WHAT IS EXPECTED | Please change every "paragraph-line" to "text-line" in the listing below and reproduce it otherwise unchanged, without the pictures.

═════ RECORDS PROVIDED

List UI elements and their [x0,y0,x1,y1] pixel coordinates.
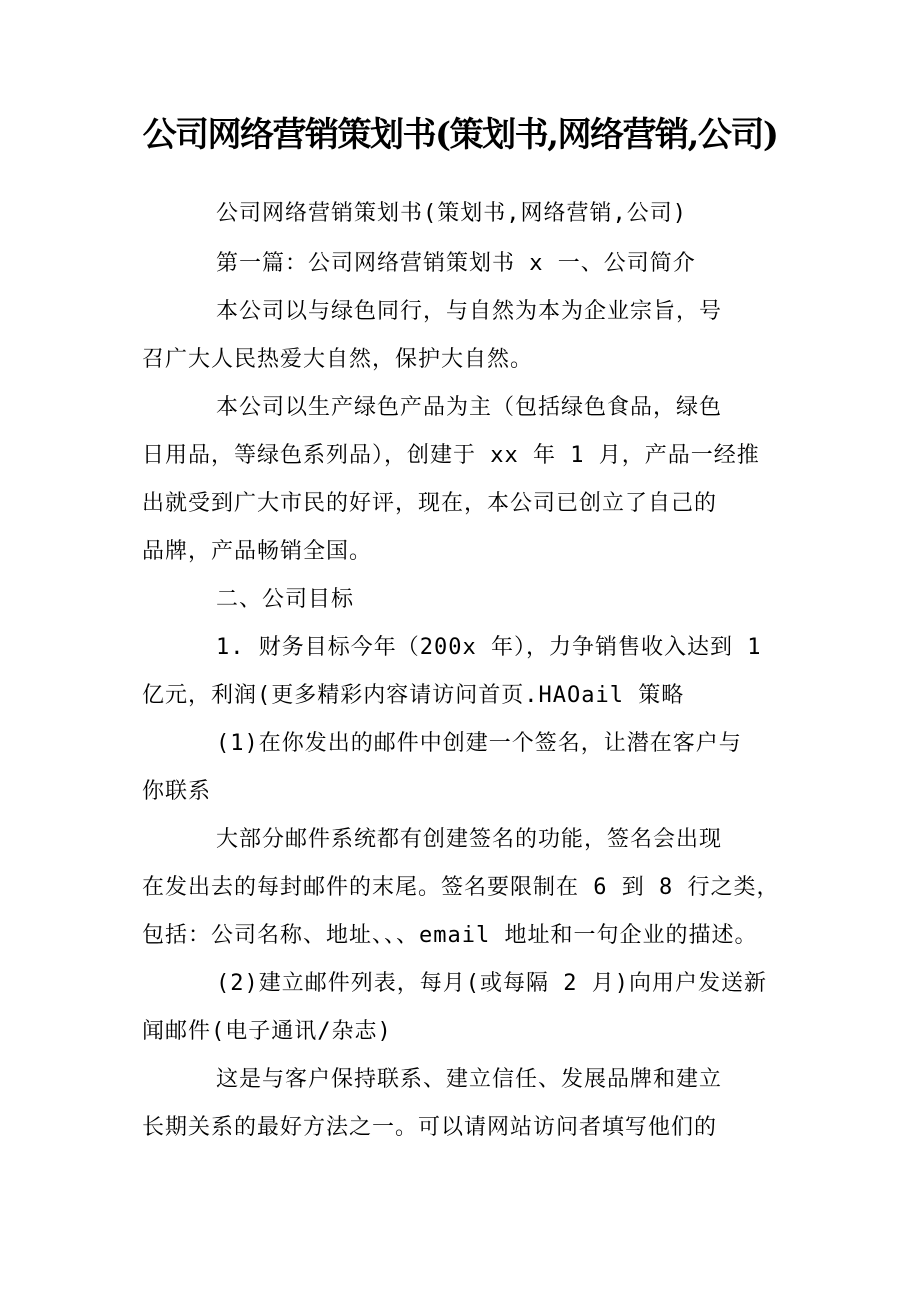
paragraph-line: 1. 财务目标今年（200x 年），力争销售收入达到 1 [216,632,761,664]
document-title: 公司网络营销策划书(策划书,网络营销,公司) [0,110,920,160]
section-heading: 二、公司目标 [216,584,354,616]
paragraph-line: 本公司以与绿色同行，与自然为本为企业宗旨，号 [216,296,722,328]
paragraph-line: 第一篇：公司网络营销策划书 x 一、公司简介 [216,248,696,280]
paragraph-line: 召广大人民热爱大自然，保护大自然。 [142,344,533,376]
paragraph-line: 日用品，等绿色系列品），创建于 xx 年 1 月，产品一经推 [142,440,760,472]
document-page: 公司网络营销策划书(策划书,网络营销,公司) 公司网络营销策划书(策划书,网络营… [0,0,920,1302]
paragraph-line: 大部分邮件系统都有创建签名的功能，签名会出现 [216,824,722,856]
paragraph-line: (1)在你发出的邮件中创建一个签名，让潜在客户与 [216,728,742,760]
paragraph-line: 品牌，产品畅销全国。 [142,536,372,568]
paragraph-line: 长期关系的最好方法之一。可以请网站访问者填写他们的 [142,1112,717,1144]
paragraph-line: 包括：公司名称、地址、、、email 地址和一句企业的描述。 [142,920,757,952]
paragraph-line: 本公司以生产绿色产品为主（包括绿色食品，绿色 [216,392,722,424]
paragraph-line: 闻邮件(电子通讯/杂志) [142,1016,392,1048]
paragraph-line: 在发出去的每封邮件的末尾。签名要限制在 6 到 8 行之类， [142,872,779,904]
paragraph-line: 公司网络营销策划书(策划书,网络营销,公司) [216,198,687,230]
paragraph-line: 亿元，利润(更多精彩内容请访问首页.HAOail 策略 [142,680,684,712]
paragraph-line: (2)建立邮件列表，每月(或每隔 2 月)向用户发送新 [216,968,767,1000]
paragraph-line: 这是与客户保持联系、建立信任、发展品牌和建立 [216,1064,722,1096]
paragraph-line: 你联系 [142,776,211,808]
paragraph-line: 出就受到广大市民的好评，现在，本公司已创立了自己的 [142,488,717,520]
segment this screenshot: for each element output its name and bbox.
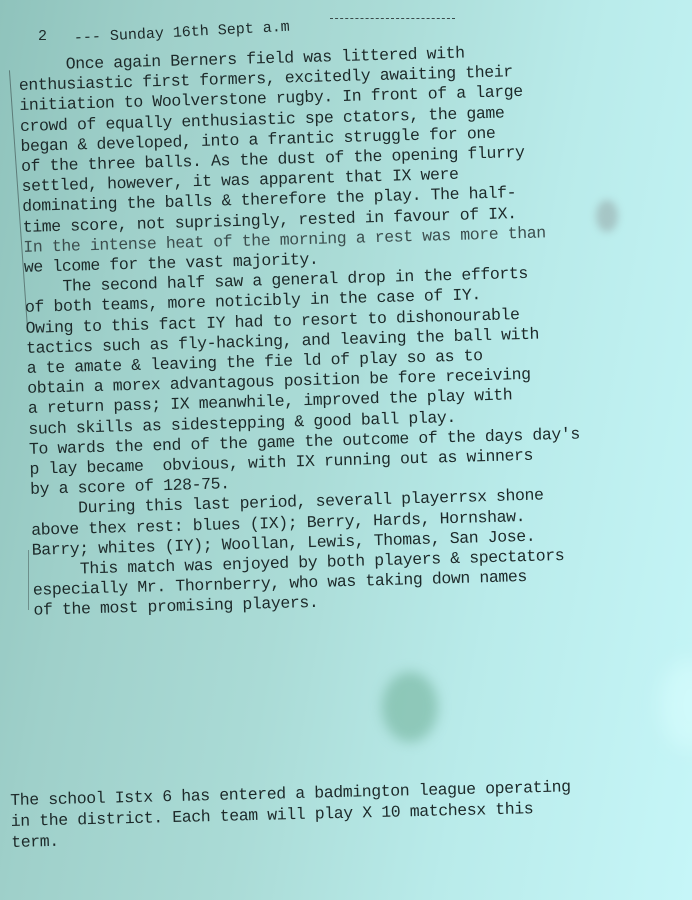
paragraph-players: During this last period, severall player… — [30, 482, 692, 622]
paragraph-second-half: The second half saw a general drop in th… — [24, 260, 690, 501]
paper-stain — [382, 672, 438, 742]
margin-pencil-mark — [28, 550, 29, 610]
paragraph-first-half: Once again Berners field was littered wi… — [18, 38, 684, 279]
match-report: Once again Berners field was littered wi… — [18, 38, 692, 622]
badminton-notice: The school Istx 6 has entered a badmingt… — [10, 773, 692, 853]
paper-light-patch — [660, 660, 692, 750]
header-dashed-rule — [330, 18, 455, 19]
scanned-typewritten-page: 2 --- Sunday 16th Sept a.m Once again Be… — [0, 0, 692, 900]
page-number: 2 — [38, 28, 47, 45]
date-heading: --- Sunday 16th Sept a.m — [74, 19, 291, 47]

══════════

FULL OUTPUT |
List UI elements and their [x0,y0,x1,y1] pixel coordinates.
text-line: 1. 财务目标今年（200x 年），力争销售收入达到 1 [216,632,761,664]
document-title: 公司网络营销策划书(策划书,网络营销,公司) [0,110,920,160]
section-heading: 二、公司目标 [216,584,354,616]
text-line: 本公司以与绿色同行，与自然为本为企业宗旨，号 [216,296,722,328]
text-line: 第一篇：公司网络营销策划书 x 一、公司简介 [216,248,696,280]
text-line: 召广大人民热爱大自然，保护大自然。 [142,344,533,376]
text-line: 日用品，等绿色系列品），创建于 xx 年 1 月，产品一经推 [142,440,760,472]
document-page: 公司网络营销策划书(策划书,网络营销,公司) 公司网络营销策划书(策划书,网络营… [0,0,920,1302]
text-line: 大部分邮件系统都有创建签名的功能，签名会出现 [216,824,722,856]
text-line: (1)在你发出的邮件中创建一个签名，让潜在客户与 [216,728,742,760]
text-line: 品牌，产品畅销全国。 [142,536,372,568]
text-line: 长期关系的最好方法之一。可以请网站访问者填写他们的 [142,1112,717,1144]
text-line: 包括：公司名称、地址、、、email 地址和一句企业的描述。 [142,920,757,952]
text-line: 本公司以生产绿色产品为主（包括绿色食品，绿色 [216,392,722,424]
text-line: 闻邮件(电子通讯/杂志) [142,1016,392,1048]
text-line: 在发出去的每封邮件的末尾。签名要限制在 6 到 8 行之类， [142,872,779,904]
text-line: 公司网络营销策划书(策划书,网络营销,公司) [216,198,687,230]
text-line: 亿元，利润(更多精彩内容请访问首页.HAOail 策略 [142,680,684,712]
text-line: (2)建立邮件列表，每月(或每隔 2 月)向用户发送新 [216,968,767,1000]
text-line: 这是与客户保持联系、建立信任、发展品牌和建立 [216,1064,722,1096]
text-line: 你联系 [142,776,211,808]
text-line: 出就受到广大市民的好评，现在，本公司已创立了自己的 [142,488,717,520]
segment this screenshot: for each element output its name and bbox.
paragraph-players: During this last period, severall player… — [30, 482, 692, 622]
paragraph-second-half: The second half saw a general drop in th… — [24, 260, 690, 501]
paper-stain — [382, 672, 438, 742]
margin-pencil-mark — [28, 550, 29, 610]
paragraph-first-half: Once again Berners field was littered wi… — [18, 38, 684, 279]
match-report: Once again Berners field was littered wi… — [18, 38, 692, 622]
badminton-notice: The school Istx 6 has entered a badmingt… — [10, 773, 692, 853]
paper-light-patch — [660, 660, 692, 750]
header-dashed-rule — [330, 18, 455, 19]
scanned-typewritten-page: 2 --- Sunday 16th Sept a.m Once again Be… — [0, 0, 692, 900]
page-number: 2 — [38, 28, 47, 45]
date-heading: --- Sunday 16th Sept a.m — [74, 19, 291, 47]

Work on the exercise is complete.